▶ **WHAT YOU WILL DO**: The data must be written out once more, precisely as given.

▶ **RECORD EXCERPTS**:

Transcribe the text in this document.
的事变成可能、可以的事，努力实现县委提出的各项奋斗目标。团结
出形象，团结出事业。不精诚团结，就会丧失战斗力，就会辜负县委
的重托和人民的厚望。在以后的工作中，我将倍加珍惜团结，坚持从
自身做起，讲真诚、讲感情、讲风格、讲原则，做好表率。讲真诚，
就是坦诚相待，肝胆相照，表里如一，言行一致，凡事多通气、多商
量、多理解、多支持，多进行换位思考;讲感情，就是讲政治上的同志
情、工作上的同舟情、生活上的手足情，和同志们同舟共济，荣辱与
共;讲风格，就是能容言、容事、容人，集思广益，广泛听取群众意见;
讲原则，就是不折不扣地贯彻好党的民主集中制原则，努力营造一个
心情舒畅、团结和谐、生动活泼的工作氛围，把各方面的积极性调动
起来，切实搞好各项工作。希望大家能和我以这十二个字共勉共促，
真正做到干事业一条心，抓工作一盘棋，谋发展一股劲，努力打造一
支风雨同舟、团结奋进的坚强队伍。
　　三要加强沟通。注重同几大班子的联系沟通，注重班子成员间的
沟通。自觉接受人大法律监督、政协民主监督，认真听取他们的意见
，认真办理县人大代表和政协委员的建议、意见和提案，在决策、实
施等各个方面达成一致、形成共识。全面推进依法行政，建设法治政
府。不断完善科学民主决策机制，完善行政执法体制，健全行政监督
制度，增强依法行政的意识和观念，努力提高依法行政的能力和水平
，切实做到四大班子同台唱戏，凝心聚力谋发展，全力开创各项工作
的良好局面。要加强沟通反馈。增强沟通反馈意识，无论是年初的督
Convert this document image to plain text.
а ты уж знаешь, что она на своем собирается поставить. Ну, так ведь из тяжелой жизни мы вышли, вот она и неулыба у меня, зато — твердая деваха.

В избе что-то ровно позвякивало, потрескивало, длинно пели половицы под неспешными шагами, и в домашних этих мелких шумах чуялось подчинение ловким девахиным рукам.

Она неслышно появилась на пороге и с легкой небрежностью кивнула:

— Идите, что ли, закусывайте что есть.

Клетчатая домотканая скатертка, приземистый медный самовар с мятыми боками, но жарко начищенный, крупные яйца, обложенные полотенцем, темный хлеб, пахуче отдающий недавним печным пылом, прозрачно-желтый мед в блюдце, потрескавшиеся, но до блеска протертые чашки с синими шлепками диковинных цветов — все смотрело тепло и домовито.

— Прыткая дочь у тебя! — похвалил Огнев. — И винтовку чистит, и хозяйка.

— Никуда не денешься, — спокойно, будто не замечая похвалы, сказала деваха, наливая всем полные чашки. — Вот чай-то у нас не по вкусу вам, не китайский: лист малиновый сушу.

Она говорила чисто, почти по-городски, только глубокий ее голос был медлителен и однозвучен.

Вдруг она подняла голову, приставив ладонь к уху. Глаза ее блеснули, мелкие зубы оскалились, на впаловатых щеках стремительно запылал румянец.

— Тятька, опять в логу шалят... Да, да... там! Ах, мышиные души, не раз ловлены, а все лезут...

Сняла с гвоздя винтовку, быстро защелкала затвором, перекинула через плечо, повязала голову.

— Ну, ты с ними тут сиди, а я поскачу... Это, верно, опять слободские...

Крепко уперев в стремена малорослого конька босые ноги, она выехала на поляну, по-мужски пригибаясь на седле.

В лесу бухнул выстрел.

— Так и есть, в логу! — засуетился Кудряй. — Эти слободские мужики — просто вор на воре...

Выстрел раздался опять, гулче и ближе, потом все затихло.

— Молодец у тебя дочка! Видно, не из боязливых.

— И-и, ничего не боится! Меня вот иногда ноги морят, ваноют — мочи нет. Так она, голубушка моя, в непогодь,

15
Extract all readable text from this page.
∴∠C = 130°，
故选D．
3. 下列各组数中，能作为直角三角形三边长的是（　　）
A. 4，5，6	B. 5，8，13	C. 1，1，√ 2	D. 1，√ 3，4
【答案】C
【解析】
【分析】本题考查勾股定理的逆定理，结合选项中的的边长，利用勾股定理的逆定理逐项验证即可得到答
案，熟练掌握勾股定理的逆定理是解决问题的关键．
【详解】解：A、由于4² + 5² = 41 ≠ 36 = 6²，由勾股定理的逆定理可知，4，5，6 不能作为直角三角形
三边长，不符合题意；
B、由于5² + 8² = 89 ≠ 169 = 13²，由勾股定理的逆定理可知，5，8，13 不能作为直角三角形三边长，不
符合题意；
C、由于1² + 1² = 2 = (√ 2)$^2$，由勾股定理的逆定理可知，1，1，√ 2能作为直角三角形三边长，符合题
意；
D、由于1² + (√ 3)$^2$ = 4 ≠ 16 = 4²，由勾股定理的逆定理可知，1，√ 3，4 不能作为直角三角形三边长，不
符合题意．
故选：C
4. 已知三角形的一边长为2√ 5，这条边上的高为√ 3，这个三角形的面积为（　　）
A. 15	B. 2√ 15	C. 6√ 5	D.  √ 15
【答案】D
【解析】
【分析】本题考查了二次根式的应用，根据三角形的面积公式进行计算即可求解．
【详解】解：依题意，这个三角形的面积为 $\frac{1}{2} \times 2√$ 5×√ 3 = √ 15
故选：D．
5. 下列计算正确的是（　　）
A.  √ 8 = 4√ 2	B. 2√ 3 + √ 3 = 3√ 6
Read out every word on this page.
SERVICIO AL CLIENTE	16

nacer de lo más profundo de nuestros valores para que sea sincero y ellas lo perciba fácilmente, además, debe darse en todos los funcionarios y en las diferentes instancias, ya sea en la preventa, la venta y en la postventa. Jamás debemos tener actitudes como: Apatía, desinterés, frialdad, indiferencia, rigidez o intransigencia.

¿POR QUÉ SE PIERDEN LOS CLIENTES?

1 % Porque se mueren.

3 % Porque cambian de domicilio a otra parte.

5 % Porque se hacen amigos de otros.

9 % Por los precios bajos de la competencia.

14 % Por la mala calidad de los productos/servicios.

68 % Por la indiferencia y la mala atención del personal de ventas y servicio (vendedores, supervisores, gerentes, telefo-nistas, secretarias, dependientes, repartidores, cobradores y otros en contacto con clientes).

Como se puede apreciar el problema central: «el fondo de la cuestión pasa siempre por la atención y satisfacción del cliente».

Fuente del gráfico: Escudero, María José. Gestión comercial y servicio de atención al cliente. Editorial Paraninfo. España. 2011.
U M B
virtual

▶ **THE RESPONSE**:
Transcribe the text in this document.
的事变成可能、可以的事，努力实现县委提出的各项奋斗目标。团结
出形象，团结出事业。不精诚团结，就会丧失战斗力，就会辜负县委
的重托和人民的厚望。在以后的工作中，我将倍加珍惜团结，坚持从
自身做起，讲真诚、讲感情、讲风格、讲原则，做好表率。讲真诚，
就是坦诚相待，肝胆相照，表里如一，言行一致，凡事多通气、多商
量、多理解、多支持，多进行换位思考;讲感情，就是讲政治上的同志
情、工作上的同舟情、生活上的手足情，和同志们同舟共济，荣辱与
共;讲风格，就是能容言、容事、容人，集思广益，广泛听取群众意见;
讲原则，就是不折不扣地贯彻好党的民主集中制原则，努力营造一个
心情舒畅、团结和谐、生动活泼的工作氛围，把各方面的积极性调动
起来，切实搞好各项工作。希望大家能和我以这十二个字共勉共促，
真正做到干事业一条心，抓工作一盘棋，谋发展一股劲，努力打造一
支风雨同舟、团结奋进的坚强队伍。
　　三要加强沟通。注重同几大班子的联系沟通，注重班子成员间的
沟通。自觉接受人大法律监督、政协民主监督，认真听取他们的意见
，认真办理县人大代表和政协委员的建议、意见和提案，在决策、实
施等各个方面达成一致、形成共识。全面推进依法行政，建设法治政
府。不断完善科学民主决策机制，完善行政执法体制，健全行政监督
制度，增强依法行政的意识和观念，努力提高依法行政的能力和水平
，切实做到四大班子同台唱戏，凝心聚力谋发展，全力开创各项工作
的良好局面。要加强沟通反馈。增强沟通反馈意识，无论是年初的督
Convert this document image to plain text.
а ты уж знаешь, что она на своем собирается поставить. Ну, так ведь из тяжелой жизни мы вышли, вот она и неулыба у меня, зато — твердая деваха.

В избе что-то ровно позвякивало, потрескивало, длинно пели половицы под неспешными шагами, и в домашних этих мелких шумах чуялось подчинение ловким девахиным рукам.

Она неслышно появилась на пороге и с легкой небрежностью кивнула:

— Идите, что ли, закусывайте что есть.

Клетчатая домотканая скатертка, приземистый медный самовар с мятыми боками, но жарко начищенный, крупные яйца, обложенные полотенцем, темный хлеб, пахуче отдающий недавним печным пылом, прозрачно-желтый мед в блюдце, потрескавшиеся, но до блеска протертые чашки с синими шлепками диковинных цветов — все смотрело тепло и домовито.

— Прыткая дочь у тебя! — похвалил Огнев. — И винтовку чистит, и хозяйка.

— Никуда не денешься, — спокойно, будто не замечая похвалы, сказала деваха, наливая всем полные чашки. — Вот чай-то у нас не по вкусу вам, не китайский: лист малиновый сушу.

Она говорила чисто, почти по-городски, только глубокий ее голос был медлителен и однозвучен.

Вдруг она подняла голову, приставив ладонь к уху. Глаза ее блеснули, мелкие зубы оскалились, на впаловатых щеках стремительно запылал румянец.

— Тятька, опять в логу шалят... Да, да... там! Ах, мышиные души, не раз ловлены, а все лезут...

Сняла с гвоздя винтовку, быстро защелкала затвором, перекинула через плечо, повязала голову.

— Ну, ты с ними тут сиди, а я поскачу... Это, верно, опять слободские...

Крепко уперев в стремена малорослого конька босые ноги, она выехала на поляну, по-мужски пригибаясь на седле.

В лесу бухнул выстрел.

— Так и есть, в логу! — засуетился Кудряй. — Эти слободские мужики — просто вор на воре...

Выстрел раздался опять, гулче и ближе, потом все затихло.

— Молодец у тебя дочка! Видно, не из боязливых.

— И-и, ничего не боится! Меня вот иногда ноги морят, ваноют — мочи нет. Так она, голубушка моя, в непогодь,

15
Extract all readable text from this page.
∴∠C = 130°，
故选D．
3. 下列各组数中，能作为直角三角形三边长的是（　　）
A. 4，5，6	B. 5，8，13	C. 1，1，√ 2	D. 1，√ 3，4
【答案】C
【解析】
【分析】本题考查勾股定理的逆定理，结合选项中的的边长，利用勾股定理的逆定理逐项验证即可得到答
案，熟练掌握勾股定理的逆定理是解决问题的关键．
【详解】解：A、由于4² + 5² = 41 ≠ 36 = 6²，由勾股定理的逆定理可知，4，5，6 不能作为直角三角形
三边长，不符合题意；
B、由于5² + 8² = 89 ≠ 169 = 13²，由勾股定理的逆定理可知，5，8，13 不能作为直角三角形三边长，不
符合题意；
C、由于1² + 1² = 2 = (√ 2)$^2$，由勾股定理的逆定理可知，1，1，√ 2能作为直角三角形三边长，符合题
意；
D、由于1² + (√ 3)$^2$ = 4 ≠ 16 = 4²，由勾股定理的逆定理可知，1，√ 3，4 不能作为直角三角形三边长，不
符合题意．
故选：C
4. 已知三角形的一边长为2√ 5，这条边上的高为√ 3，这个三角形的面积为（　　）
A. 15	B. 2√ 15	C. 6√ 5	D.  √ 15
【答案】D
【解析】
【分析】本题考查了二次根式的应用，根据三角形的面积公式进行计算即可求解．
【详解】解：依题意，这个三角形的面积为 $\frac{1}{2} \times 2√$ 5×√ 3 = √ 15
故选：D．
5. 下列计算正确的是（　　）
A.  √ 8 = 4√ 2	B. 2√ 3 + √ 3 = 3√ 6
Read out every word on this page.
SERVICIO AL CLIENTE	16

nacer de lo más profundo de nuestros valores para que sea sincero y ellas lo perciba fácilmente, además, debe darse en todos los funcionarios y en las diferentes instancias, ya sea en la preventa, la venta y en la postventa. Jamás debemos tener actitudes como: Apatía, desinterés, frialdad, indiferencia, rigidez o intransigencia.

¿POR QUÉ SE PIERDEN LOS CLIENTES?

1 % Porque se mueren.

3 % Porque cambian de domicilio a otra parte.

5 % Porque se hacen amigos de otros.

9 % Por los precios bajos de la competencia.

14 % Por la mala calidad de los productos/servicios.

68 % Por la indiferencia y la mala atención del personal de ventas y servicio (vendedores, supervisores, gerentes, telefo-nistas, secretarias, dependientes, repartidores, cobradores y otros en contacto con clientes).

Como se puede apreciar el problema central: «el fondo de la cuestión pasa siempre por la atención y satisfacción del cliente».

Fuente del gráfico: Escudero, María José. Gestión comercial y servicio de atención al cliente. Editorial Paraninfo. España. 2011.
U M B
virtual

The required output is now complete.